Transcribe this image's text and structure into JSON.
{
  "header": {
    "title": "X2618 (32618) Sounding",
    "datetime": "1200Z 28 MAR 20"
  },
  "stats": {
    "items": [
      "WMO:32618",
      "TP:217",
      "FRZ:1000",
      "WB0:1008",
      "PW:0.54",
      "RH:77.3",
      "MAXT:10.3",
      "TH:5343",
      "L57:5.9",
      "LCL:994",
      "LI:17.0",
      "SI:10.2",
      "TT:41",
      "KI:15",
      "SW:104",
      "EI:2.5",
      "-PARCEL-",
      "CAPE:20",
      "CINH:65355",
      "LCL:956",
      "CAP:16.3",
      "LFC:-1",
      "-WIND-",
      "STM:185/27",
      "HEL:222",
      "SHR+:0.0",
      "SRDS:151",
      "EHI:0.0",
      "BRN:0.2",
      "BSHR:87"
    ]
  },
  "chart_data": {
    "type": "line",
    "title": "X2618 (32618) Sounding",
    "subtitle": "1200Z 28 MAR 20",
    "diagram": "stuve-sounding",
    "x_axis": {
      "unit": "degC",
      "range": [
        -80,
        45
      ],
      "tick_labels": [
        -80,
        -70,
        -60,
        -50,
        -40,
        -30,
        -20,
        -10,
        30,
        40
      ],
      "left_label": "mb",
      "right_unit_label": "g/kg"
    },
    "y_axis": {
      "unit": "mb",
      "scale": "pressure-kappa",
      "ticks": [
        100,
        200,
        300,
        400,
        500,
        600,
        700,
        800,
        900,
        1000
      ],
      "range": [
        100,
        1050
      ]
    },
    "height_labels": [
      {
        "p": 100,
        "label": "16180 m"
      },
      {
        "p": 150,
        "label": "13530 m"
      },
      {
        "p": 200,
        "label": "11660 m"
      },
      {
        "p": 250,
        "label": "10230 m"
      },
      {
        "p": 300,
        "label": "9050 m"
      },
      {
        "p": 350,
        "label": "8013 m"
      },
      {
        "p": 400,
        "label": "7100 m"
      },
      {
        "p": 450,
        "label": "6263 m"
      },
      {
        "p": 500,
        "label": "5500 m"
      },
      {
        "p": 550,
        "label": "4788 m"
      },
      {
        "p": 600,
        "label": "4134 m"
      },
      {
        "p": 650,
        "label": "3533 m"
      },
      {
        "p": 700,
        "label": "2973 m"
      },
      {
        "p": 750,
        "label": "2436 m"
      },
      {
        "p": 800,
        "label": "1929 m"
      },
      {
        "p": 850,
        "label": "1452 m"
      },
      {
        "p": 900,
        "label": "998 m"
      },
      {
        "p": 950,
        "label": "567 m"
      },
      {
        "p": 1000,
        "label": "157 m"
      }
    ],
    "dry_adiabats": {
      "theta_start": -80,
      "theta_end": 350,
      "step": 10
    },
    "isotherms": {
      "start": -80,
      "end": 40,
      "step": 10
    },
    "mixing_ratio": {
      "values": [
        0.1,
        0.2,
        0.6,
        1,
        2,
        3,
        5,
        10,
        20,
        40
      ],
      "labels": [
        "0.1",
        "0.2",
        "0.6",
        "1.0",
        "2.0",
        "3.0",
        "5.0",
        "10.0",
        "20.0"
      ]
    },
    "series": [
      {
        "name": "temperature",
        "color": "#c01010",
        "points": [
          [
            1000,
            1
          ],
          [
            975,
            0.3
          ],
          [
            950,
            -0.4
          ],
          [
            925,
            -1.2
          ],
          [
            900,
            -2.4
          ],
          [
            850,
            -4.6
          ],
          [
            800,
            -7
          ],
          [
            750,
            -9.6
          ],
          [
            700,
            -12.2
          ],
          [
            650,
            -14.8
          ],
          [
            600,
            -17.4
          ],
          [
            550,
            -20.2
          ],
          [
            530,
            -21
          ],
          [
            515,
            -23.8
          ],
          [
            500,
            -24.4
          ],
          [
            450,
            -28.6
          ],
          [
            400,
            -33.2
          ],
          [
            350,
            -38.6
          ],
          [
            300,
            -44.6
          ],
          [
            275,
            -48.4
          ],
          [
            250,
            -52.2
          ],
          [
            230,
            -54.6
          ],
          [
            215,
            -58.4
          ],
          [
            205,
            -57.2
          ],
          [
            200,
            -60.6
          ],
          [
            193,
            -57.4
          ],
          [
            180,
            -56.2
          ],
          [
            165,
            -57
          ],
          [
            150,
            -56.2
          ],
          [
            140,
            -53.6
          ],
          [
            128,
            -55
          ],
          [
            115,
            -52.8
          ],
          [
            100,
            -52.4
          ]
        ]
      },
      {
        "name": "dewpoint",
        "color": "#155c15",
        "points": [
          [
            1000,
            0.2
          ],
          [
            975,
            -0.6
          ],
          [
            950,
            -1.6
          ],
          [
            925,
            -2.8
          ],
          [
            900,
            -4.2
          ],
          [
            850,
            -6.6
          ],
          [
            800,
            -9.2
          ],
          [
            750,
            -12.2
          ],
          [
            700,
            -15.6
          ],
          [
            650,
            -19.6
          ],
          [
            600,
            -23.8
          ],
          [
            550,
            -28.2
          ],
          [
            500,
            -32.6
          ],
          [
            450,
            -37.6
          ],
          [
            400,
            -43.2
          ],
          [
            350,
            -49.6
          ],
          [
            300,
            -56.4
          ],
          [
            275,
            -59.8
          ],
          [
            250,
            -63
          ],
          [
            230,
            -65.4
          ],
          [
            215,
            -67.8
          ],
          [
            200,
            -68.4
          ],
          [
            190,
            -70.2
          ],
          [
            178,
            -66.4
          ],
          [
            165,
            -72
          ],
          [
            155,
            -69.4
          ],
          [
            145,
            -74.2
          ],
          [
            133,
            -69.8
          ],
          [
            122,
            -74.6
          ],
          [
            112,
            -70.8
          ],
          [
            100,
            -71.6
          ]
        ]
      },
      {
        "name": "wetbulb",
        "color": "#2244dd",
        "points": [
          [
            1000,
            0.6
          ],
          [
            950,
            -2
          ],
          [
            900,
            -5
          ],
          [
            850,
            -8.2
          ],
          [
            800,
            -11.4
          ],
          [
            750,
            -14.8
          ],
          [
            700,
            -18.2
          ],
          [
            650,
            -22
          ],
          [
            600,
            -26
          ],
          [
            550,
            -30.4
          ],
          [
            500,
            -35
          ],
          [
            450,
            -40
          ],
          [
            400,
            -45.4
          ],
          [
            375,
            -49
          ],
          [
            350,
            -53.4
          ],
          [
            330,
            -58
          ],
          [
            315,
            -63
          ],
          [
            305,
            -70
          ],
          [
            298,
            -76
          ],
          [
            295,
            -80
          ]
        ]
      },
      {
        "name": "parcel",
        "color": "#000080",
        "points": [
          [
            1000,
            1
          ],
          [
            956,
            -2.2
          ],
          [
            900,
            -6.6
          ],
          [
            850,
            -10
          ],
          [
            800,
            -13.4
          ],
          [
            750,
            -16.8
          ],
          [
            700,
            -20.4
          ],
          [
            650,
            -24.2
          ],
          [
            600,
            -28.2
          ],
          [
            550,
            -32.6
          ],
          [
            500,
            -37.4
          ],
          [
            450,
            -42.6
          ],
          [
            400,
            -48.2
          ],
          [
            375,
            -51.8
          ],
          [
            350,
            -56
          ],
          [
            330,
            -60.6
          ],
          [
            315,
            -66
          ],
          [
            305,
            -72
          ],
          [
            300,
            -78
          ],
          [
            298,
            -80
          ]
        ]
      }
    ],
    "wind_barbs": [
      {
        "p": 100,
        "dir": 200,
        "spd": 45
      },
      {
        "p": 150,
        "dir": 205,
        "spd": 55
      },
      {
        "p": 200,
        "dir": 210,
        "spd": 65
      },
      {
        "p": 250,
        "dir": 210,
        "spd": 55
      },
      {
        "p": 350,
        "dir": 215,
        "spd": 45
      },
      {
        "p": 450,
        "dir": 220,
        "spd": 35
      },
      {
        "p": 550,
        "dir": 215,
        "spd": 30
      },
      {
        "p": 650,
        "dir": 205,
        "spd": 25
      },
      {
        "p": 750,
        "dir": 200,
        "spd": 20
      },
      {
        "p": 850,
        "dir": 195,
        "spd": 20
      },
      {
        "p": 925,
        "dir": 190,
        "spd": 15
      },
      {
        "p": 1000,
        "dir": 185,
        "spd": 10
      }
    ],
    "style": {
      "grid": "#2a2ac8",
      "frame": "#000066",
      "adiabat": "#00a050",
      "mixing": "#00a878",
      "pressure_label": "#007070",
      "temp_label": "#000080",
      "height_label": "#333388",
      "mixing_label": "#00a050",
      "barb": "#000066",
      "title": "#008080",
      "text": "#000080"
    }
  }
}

○ ○ ○ ○ ○

Problem to solve: Pull out all lines containing the word "color" from the entries above.

Full output:
        "color": "#c01010",
        "color": "#155c15",
        "color": "#2244dd",
        "color": "#000080",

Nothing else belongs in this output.